* **What the task asks**: Leave out the pictures and repeat every record exactly.

# Start of Stored rows

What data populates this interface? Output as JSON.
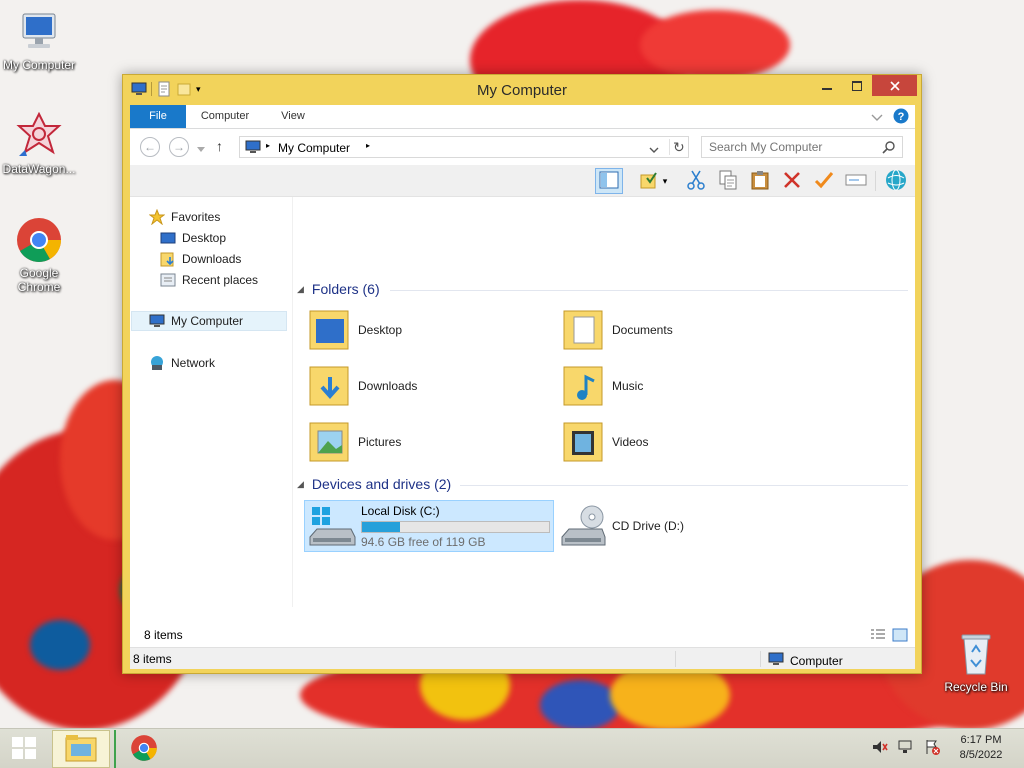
{
  "desktop": {
    "icons": [
      {
        "label": "My Computer"
      },
      {
        "label": "DataWagon..."
      },
      {
        "label": "Google Chrome"
      },
      {
        "label": "Recycle Bin"
      }
    ]
  },
  "window": {
    "title": "My Computer",
    "ribbon_tabs": [
      "File",
      "Computer",
      "View"
    ],
    "address": {
      "location": "My Computer"
    },
    "search": {
      "placeholder": "Search My Computer"
    },
    "nav_pane": {
      "favorites": "Favorites",
      "favorites_items": [
        "Desktop",
        "Downloads",
        "Recent places"
      ],
      "computer": "My Computer",
      "network": "Network"
    },
    "groups": {
      "folders": {
        "header": "Folders (6)",
        "items": [
          "Desktop",
          "Documents",
          "Downloads",
          "Music",
          "Pictures",
          "Videos"
        ]
      },
      "devices": {
        "header": "Devices and drives (2)",
        "drives": [
          {
            "name": "Local Disk (C:)",
            "free_text": "94.6 GB free of 119 GB",
            "used_fraction": 0.205
          },
          {
            "name": "CD Drive (D:)"
          }
        ]
      }
    },
    "items_count": "8 items",
    "statusbar": {
      "left": "8 items",
      "right": "Computer"
    }
  },
  "taskbar": {
    "time": "6:17 PM",
    "date": "8/5/2022"
  },
  "colors": {
    "window_frame": "#f2d35b",
    "file_tab": "#1979ca",
    "close_button": "#c7463c",
    "drive_bar": "#26a0da",
    "group_header": "#1e3287"
  }
}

# End of Stored rows

* **Output for this task**:
What data populates this interface? Output as JSON.
{
  "desktop": {
    "icons": [
      {
        "label": "My Computer"
      },
      {
        "label": "DataWagon..."
      },
      {
        "label": "Google Chrome"
      },
      {
        "label": "Recycle Bin"
      }
    ]
  },
  "window": {
    "title": "My Computer",
    "ribbon_tabs": [
      "File",
      "Computer",
      "View"
    ],
    "address": {
      "location": "My Computer"
    },
    "search": {
      "placeholder": "Search My Computer"
    },
    "nav_pane": {
      "favorites": "Favorites",
      "favorites_items": [
        "Desktop",
        "Downloads",
        "Recent places"
      ],
      "computer": "My Computer",
      "network": "Network"
    },
    "groups": {
      "folders": {
        "header": "Folders (6)",
        "items": [
          "Desktop",
          "Documents",
          "Downloads",
          "Music",
          "Pictures",
          "Videos"
        ]
      },
      "devices": {
        "header": "Devices and drives (2)",
        "drives": [
          {
            "name": "Local Disk (C:)",
            "free_text": "94.6 GB free of 119 GB",
            "used_fraction": 0.205
          },
          {
            "name": "CD Drive (D:)"
          }
        ]
      }
    },
    "items_count": "8 items",
    "statusbar": {
      "left": "8 items",
      "right": "Computer"
    }
  },
  "taskbar": {
    "time": "6:17 PM",
    "date": "8/5/2022"
  },
  "colors": {
    "window_frame": "#f2d35b",
    "file_tab": "#1979ca",
    "close_button": "#c7463c",
    "drive_bar": "#26a0da",
    "group_header": "#1e3287"
  }
}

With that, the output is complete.